Leave the pictures out. Return all other data exactly.

┄┄┄┄┄┄┄┄┄┄

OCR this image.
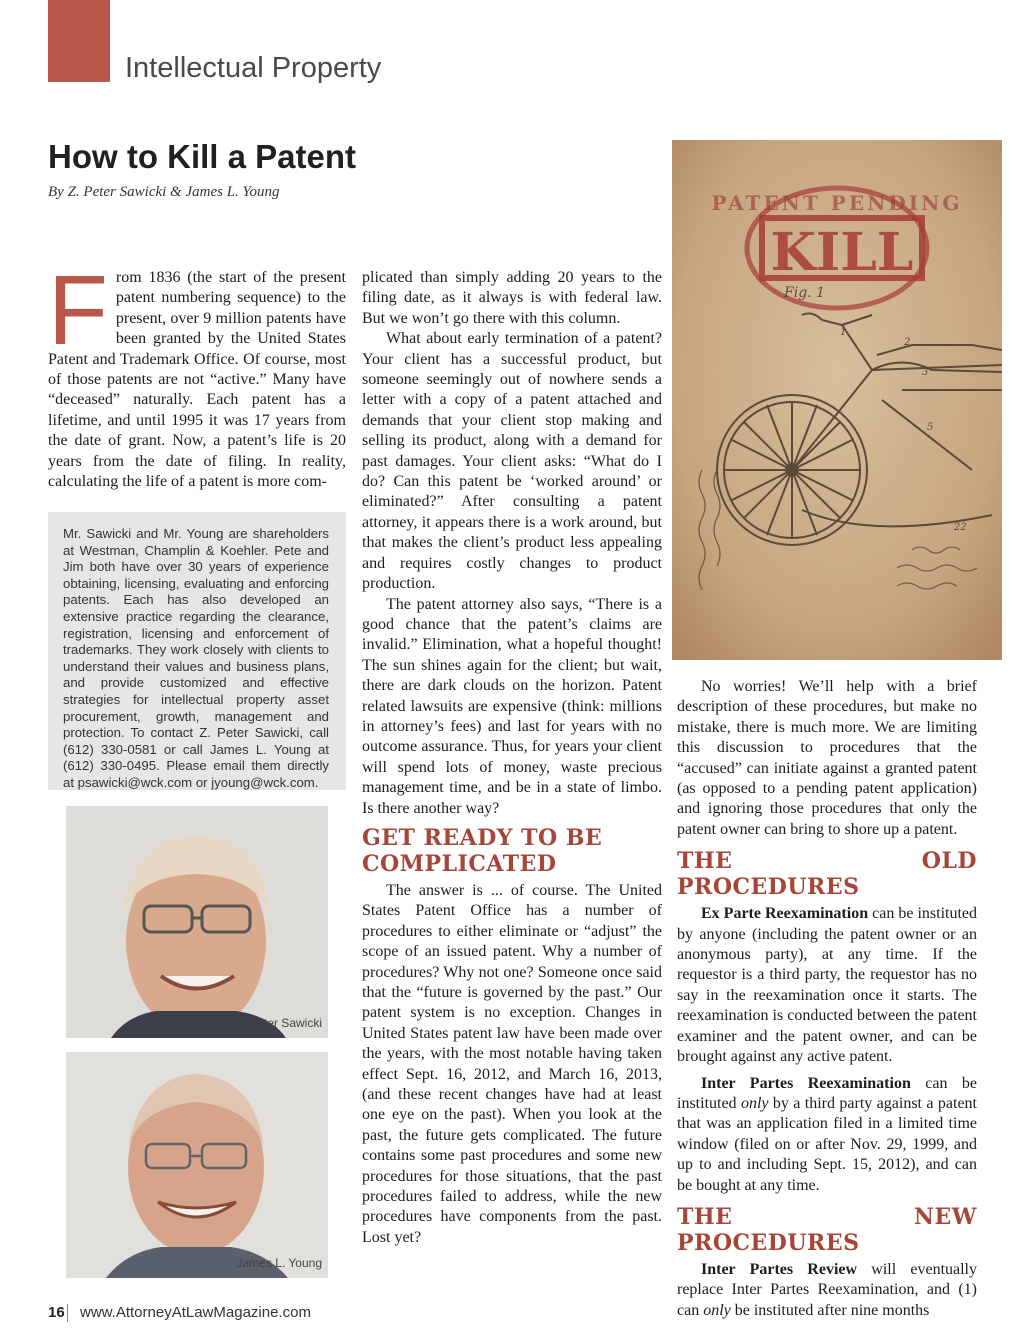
Intellectual Property
How to Kill a Patent
By Z. Peter Sawicki & James L. Young
KILL
PATENT PENDING
Fig. 1
1
2
3
5
22
F rom 1836 (the start of the present patent numbering sequence) to the present, over 9 million patents have been granted by the United States Patent and Trademark Office. Of course, most of those patents are not “active.” Many have “deceased” naturally. Each patent has a lifetime, and until 1995 it was 17 years from the date of grant. Now, a patent’s life is 20 years from the date of filing. In reality, calculating the life of a patent is more com-

Mr. Sawicki and Mr. Young are shareholders at Westman, Champlin & Koehler. Pete and Jim both have over 30 years of experience obtaining, licensing, evaluating and enforcing patents. Each has also developed an extensive practice regarding the clearance, registration, licensing and enforcement of trademarks. They work closely with clients to understand their values and business plans, and provide customized and effective strategies for intellectual property asset procurement, growth, management and protection. To contact Z. Peter Sawicki, call (612) 330-0581 or call James L. Young at (612) 330-0495. Please email them directly at psawicki@wck.com or jyoung@wck.com.
Z. Peter Sawicki
James L. Young

plicated than simply adding 20 years to the filing date, as it always is with federal law. But we won’t go there with this column.

What about early termination of a patent? Your client has a successful product, but someone seemingly out of nowhere sends a letter with a copy of a patent attached and demands that your client stop making and selling its product, along with a demand for past damages. Your client asks: “What do I do? Can this patent be ‘worked around’ or eliminated?” After consulting a patent attorney, it appears there is a work around, but that makes the client’s product less appealing and requires costly changes to product production.

The patent attorney also says, “There is a good chance that the patent’s claims are invalid.” Elimination, what a hopeful thought! The sun shines again for the client; but wait, there are dark clouds on the horizon. Patent related lawsuits are expensive (think: millions in attorney’s fees) and last for years with no outcome assurance. Thus, for years your client will spend lots of money, waste precious management time, and be in a state of limbo. Is there another way?

GET READY TO BE COMPLICATED

The answer is ... of course. The United States Patent Office has a number of procedures to either eliminate or “adjust” the scope of an issued patent. Why a number of procedures? Why not one? Someone once said that the “future is governed by the past.” Our patent system is no exception. Changes in United States patent law have been made over the years, with the most notable having taken effect Sept. 16, 2012, and March 16, 2013, (and these recent changes have had at least one eye on the past). When you look at the past, the future gets complicated. The future contains some past procedures and some new procedures for those situations, that the past procedures failed to address, while the new procedures have components from the past. Lost yet?

No worries! We’ll help with a brief description of these procedures, but make no mistake, there is much more. We are limiting this discussion to procedures that the “accused” can initiate against a granted patent (as opposed to a pending patent application) and ignoring those procedures that only the patent owner can bring to shore up a patent.

THE OLD PROCEDURES

Ex Parte Reexamination can be instituted by anyone (including the patent owner or an anonymous party), at any time. If the requestor is a third party, the requestor has no say in the reexamination once it starts. The reexamination is conducted between the patent examiner and the patent owner, and can be brought against any active patent.

Inter Partes Reexamination can be instituted only by a third party against a patent that was an application filed in a limited time window (filed on or after Nov. 29, 1999, and up to and including Sept. 15, 2012), and can be bought at any time.

THE NEW PROCEDURES

Inter Partes Review will eventually replace Inter Partes Reexamination, and (1) can only be instituted after nine months

16 www.AttorneyAtLawMagazine.com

┄┄┄┄┄┄┄┄┄┄

**Answer for this exercise:**
OCR this image.
Intellectual Property
How to Kill a Patent
By Z. Peter Sawicki & James L. Young
KILL
PATENT PENDING
Fig. 1
1
2
3
5
22
F rom 1836 (the start of the present patent numbering sequence) to the present, over 9 million patents have been granted by the United States Patent and Trademark Office. Of course, most of those patents are not “active.” Many have “deceased” naturally. Each patent has a lifetime, and until 1995 it was 17 years from the date of grant. Now, a patent’s life is 20 years from the date of filing. In reality, calculating the life of a patent is more com-

Mr. Sawicki and Mr. Young are shareholders at Westman, Champlin & Koehler. Pete and Jim both have over 30 years of experience obtaining, licensing, evaluating and enforcing patents. Each has also developed an extensive practice regarding the clearance, registration, licensing and enforcement of trademarks. They work closely with clients to understand their values and business plans, and provide customized and effective strategies for intellectual property asset procurement, growth, management and protection. To contact Z. Peter Sawicki, call (612) 330-0581 or call James L. Young at (612) 330-0495. Please email them directly at psawicki@wck.com or jyoung@wck.com.
Z. Peter Sawicki
James L. Young

plicated than simply adding 20 years to the filing date, as it always is with federal law. But we won’t go there with this column.

What about early termination of a patent? Your client has a successful product, but someone seemingly out of nowhere sends a letter with a copy of a patent attached and demands that your client stop making and selling its product, along with a demand for past damages. Your client asks: “What do I do? Can this patent be ‘worked around’ or eliminated?” After consulting a patent attorney, it appears there is a work around, but that makes the client’s product less appealing and requires costly changes to product production.

The patent attorney also says, “There is a good chance that the patent’s claims are invalid.” Elimination, what a hopeful thought! The sun shines again for the client; but wait, there are dark clouds on the horizon. Patent related lawsuits are expensive (think: millions in attorney’s fees) and last for years with no outcome assurance. Thus, for years your client will spend lots of money, waste precious management time, and be in a state of limbo. Is there another way?

GET READY TO BE COMPLICATED

The answer is ... of course. The United States Patent Office has a number of procedures to either eliminate or “adjust” the scope of an issued patent. Why a number of procedures? Why not one? Someone once said that the “future is governed by the past.” Our patent system is no exception. Changes in United States patent law have been made over the years, with the most notable having taken effect Sept. 16, 2012, and March 16, 2013, (and these recent changes have had at least one eye on the past). When you look at the past, the future gets complicated. The future contains some past procedures and some new procedures for those situations, that the past procedures failed to address, while the new procedures have components from the past. Lost yet?

No worries! We’ll help with a brief description of these procedures, but make no mistake, there is much more. We are limiting this discussion to procedures that the “accused” can initiate against a granted patent (as opposed to a pending patent application) and ignoring those procedures that only the patent owner can bring to shore up a patent.

THE OLD PROCEDURES

Ex Parte Reexamination can be instituted by anyone (including the patent owner or an anonymous party), at any time. If the requestor is a third party, the requestor has no say in the reexamination once it starts. The reexamination is conducted between the patent examiner and the patent owner, and can be brought against any active patent.

Inter Partes Reexamination can be instituted only by a third party against a patent that was an application filed in a limited time window (filed on or after Nov. 29, 1999, and up to and including Sept. 15, 2012), and can be bought at any time.

THE NEW PROCEDURES

Inter Partes Review will eventually replace Inter Partes Reexamination, and (1) can only be instituted after nine months

16 www.AttorneyAtLawMagazine.com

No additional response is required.